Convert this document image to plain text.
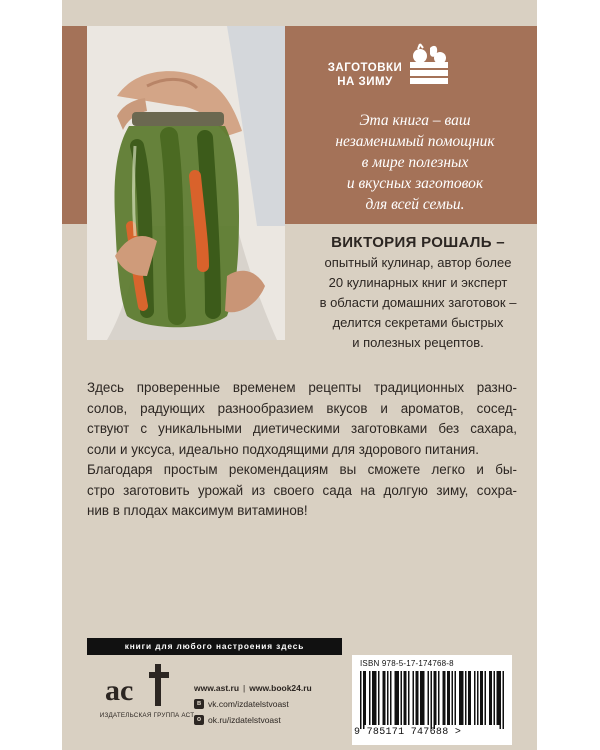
ЗАГОТОВКИ
НА ЗИМУ
Эта книга – ваш
незаменимый помощник
в мире полезных
и вкусных заготовок
для всей семьи.
ВИКТОРИЯ РОШАЛЬ –
опытный кулинар, автор более
20 кулинарных книг и эксперт
в области домашних заготовок –
делится секретами быстрых
и полезных рецептов.
Здесь проверенные временем рецепты традиционных разно-
солов, радующих разнообразием вкусов и ароматов, сосед-
ствуют с уникальными диетическими заготовками без сахара,
соли и уксуса, идеально подходящими для здорового питания.
Благодаря простым рекомендациям вы сможете легко и бы-
стро заготовить урожай из своего сада на долгую зиму, сохра-
нив в плодах максимум витаминов!
книги для любого настроения здесь
ас
ИЗДАТЕЛЬСКАЯ ГРУППА АСТ
www.ast.ru | www.book24.ru
в vk.com/izdatelstvoast
о ok.ru/izdatelstvoast
ISBN 978-5-17-174768-8
9 785171 747688 >
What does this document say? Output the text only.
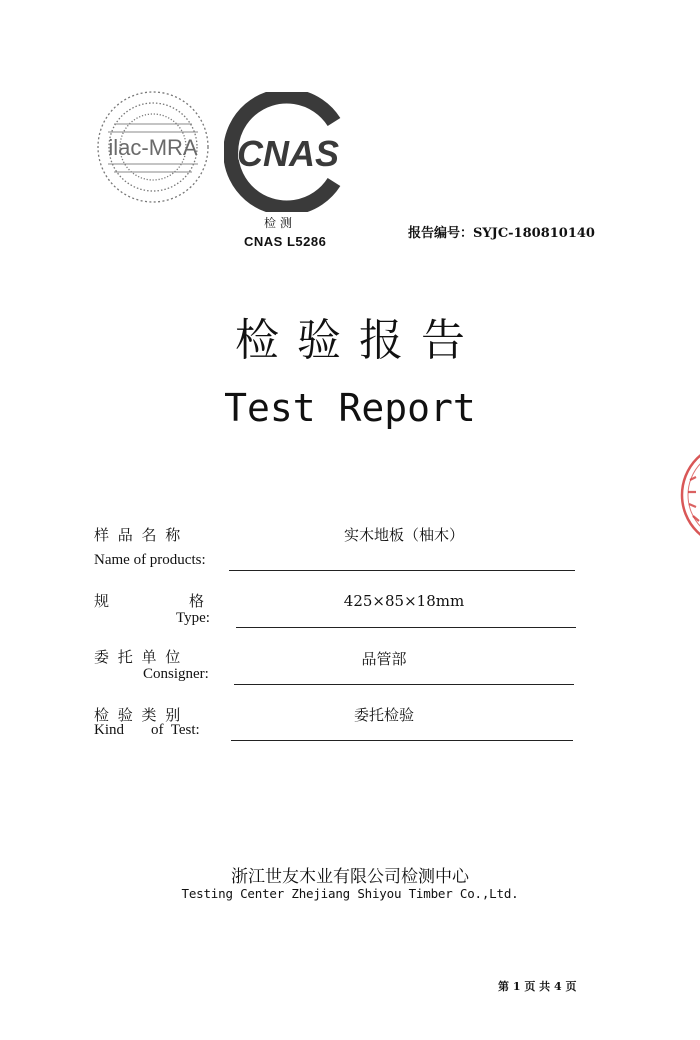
ilac-MRA CNAS
检测
CNAS L5286
报告编号：SYJC-180810140
检验报告
Test Report
样 品 名 称
Name of products:
实木地板（柚木）
规	格
Type:
425×85×18mm
委 托 单 位
Consigner:
品管部
检 验 类 别
Kind of  Test:
委托检验
浙江世友木业有限公司检测中心
Testing Center Zhejiang Shiyou Timber Co.,Ltd.
第 1 页 共 4 页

+---+

Task to carry out: Locate "What does this" in the listing above, then print exactly the lines from that line through the final one, omitting all pictures.

Result:
What does this document say? Output the text only.
ilac-MRA CNAS
检测
CNAS L5286
报告编号：SYJC-180810140
检验报告
Test Report
样 品 名 称
Name of products:
实木地板（柚木）
规	格
Type:
425×85×18mm
委 托 单 位
Consigner:
品管部
检 验 类 别
Kind of  Test:
委托检验
浙江世友木业有限公司检测中心
Testing Center Zhejiang Shiyou Timber Co.,Ltd.
第 1 页 共 4 页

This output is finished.